Written request:
Filter the records below and copy every line containing the word "name".

Data supplied:
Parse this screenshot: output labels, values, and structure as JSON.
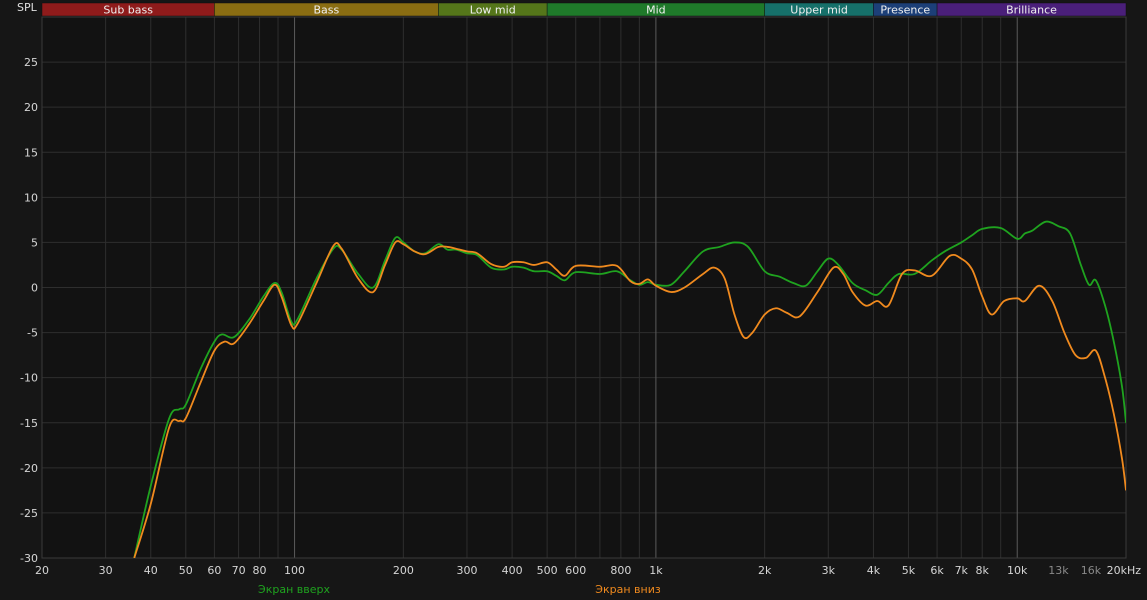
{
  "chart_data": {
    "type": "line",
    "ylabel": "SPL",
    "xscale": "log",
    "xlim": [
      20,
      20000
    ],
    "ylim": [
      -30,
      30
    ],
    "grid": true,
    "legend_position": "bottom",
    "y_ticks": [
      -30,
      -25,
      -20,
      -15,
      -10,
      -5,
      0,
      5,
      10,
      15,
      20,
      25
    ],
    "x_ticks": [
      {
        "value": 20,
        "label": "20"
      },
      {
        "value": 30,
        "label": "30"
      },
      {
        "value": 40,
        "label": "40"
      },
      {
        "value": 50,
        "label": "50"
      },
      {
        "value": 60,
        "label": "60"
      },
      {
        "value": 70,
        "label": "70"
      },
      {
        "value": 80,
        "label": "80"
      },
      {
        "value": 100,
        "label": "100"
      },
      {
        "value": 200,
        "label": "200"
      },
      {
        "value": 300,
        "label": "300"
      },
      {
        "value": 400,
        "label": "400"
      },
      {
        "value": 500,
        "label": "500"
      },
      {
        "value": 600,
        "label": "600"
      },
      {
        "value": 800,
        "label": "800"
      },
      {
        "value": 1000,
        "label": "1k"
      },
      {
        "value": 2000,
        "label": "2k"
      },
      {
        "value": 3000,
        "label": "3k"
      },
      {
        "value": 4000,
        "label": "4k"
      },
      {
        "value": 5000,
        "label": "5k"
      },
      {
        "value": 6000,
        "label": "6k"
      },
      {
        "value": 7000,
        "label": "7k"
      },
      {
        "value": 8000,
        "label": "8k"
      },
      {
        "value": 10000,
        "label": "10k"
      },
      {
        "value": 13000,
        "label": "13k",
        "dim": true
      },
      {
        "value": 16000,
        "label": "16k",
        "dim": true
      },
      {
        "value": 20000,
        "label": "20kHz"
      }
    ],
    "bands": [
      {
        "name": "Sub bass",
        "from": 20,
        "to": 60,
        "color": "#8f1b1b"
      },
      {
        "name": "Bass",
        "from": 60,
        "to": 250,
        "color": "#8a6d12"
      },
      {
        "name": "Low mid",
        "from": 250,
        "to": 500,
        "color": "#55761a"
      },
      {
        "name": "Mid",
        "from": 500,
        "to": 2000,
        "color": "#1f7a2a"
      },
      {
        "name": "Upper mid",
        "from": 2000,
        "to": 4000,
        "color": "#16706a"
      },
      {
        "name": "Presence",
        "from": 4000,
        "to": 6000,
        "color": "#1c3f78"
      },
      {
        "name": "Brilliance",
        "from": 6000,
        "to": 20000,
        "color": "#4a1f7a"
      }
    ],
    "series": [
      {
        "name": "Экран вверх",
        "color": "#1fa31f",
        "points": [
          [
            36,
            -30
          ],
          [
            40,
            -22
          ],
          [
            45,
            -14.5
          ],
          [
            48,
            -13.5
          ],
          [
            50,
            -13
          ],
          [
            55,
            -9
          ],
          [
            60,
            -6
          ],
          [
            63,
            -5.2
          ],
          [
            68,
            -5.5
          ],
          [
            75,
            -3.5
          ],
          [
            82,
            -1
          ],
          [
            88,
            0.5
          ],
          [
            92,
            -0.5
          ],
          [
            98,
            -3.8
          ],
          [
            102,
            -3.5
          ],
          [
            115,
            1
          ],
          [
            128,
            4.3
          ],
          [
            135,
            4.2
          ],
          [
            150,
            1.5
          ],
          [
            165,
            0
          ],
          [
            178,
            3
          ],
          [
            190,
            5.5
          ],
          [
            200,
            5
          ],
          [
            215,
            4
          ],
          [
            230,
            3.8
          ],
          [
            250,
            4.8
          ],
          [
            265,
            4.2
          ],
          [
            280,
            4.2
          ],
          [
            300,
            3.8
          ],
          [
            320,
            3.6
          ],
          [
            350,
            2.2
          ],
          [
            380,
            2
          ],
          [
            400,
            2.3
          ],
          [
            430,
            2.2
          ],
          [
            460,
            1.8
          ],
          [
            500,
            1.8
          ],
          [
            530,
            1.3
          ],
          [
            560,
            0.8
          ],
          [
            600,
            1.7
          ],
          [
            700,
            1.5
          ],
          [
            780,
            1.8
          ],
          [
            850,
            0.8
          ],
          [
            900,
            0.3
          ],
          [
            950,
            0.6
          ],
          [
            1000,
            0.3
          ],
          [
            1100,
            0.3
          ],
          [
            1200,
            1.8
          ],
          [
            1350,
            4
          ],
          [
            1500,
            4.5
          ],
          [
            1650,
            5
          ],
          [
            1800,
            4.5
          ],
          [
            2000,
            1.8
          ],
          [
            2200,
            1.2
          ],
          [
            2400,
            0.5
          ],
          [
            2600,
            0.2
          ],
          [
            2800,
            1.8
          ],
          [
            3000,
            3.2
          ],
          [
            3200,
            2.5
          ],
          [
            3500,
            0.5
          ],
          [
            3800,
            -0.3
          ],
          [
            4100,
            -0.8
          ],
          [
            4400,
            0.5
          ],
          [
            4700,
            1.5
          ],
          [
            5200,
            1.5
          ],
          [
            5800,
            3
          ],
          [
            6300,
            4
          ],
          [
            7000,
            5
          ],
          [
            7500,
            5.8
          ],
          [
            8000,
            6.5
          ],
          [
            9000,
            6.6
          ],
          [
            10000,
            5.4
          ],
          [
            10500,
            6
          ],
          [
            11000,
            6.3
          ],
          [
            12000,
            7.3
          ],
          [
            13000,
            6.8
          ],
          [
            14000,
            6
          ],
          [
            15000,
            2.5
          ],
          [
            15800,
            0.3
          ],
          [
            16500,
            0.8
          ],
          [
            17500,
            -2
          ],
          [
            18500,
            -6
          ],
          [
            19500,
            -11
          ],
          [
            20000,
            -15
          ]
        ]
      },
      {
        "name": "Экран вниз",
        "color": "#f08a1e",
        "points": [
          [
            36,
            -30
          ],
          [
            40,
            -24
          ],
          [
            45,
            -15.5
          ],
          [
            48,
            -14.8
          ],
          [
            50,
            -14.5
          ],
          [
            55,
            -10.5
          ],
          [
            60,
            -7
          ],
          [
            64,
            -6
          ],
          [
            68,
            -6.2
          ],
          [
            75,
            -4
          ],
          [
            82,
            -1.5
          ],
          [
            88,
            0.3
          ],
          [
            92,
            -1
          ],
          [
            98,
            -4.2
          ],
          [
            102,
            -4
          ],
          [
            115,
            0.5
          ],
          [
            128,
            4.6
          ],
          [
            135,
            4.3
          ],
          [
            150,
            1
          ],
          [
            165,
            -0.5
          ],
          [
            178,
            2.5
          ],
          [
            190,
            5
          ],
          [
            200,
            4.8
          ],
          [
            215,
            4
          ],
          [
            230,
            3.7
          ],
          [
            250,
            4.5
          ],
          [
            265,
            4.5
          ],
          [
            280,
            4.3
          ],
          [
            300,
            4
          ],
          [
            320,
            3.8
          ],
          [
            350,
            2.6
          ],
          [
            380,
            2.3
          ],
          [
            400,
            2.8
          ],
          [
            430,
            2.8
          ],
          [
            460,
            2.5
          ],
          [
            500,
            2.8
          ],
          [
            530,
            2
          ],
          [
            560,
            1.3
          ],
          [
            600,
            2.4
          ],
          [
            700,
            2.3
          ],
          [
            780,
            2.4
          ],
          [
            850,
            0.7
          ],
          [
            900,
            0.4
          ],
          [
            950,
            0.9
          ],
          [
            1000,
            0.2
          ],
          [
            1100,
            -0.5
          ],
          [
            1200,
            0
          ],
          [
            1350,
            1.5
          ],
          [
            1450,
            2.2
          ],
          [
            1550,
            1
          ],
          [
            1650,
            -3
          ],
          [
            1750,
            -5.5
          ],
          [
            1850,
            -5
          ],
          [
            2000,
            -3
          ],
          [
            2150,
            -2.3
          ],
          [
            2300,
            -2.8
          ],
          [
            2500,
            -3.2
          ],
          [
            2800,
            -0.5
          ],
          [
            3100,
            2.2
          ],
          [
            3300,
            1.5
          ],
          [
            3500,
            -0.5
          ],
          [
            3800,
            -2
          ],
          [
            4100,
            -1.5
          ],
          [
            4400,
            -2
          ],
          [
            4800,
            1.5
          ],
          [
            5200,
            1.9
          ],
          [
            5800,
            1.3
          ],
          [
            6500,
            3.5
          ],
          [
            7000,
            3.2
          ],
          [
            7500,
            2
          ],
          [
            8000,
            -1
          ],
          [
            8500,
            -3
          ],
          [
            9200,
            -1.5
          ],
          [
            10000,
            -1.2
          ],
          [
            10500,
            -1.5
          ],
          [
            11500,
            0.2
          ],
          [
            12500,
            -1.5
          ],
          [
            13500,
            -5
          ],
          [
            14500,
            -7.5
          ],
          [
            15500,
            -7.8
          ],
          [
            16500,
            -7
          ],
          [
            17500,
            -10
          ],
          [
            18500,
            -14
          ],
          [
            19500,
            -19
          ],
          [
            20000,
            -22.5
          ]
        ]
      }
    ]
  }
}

Answer for this exercise:
        "name": "Sub bass",
        "name": "Bass",
        "name": "Low mid",
        "name": "Mid",
        "name": "Upper mid",
        "name": "Presence",
        "name": "Brilliance",
        "name": "Экран вверх",
        "name": "Экран вниз",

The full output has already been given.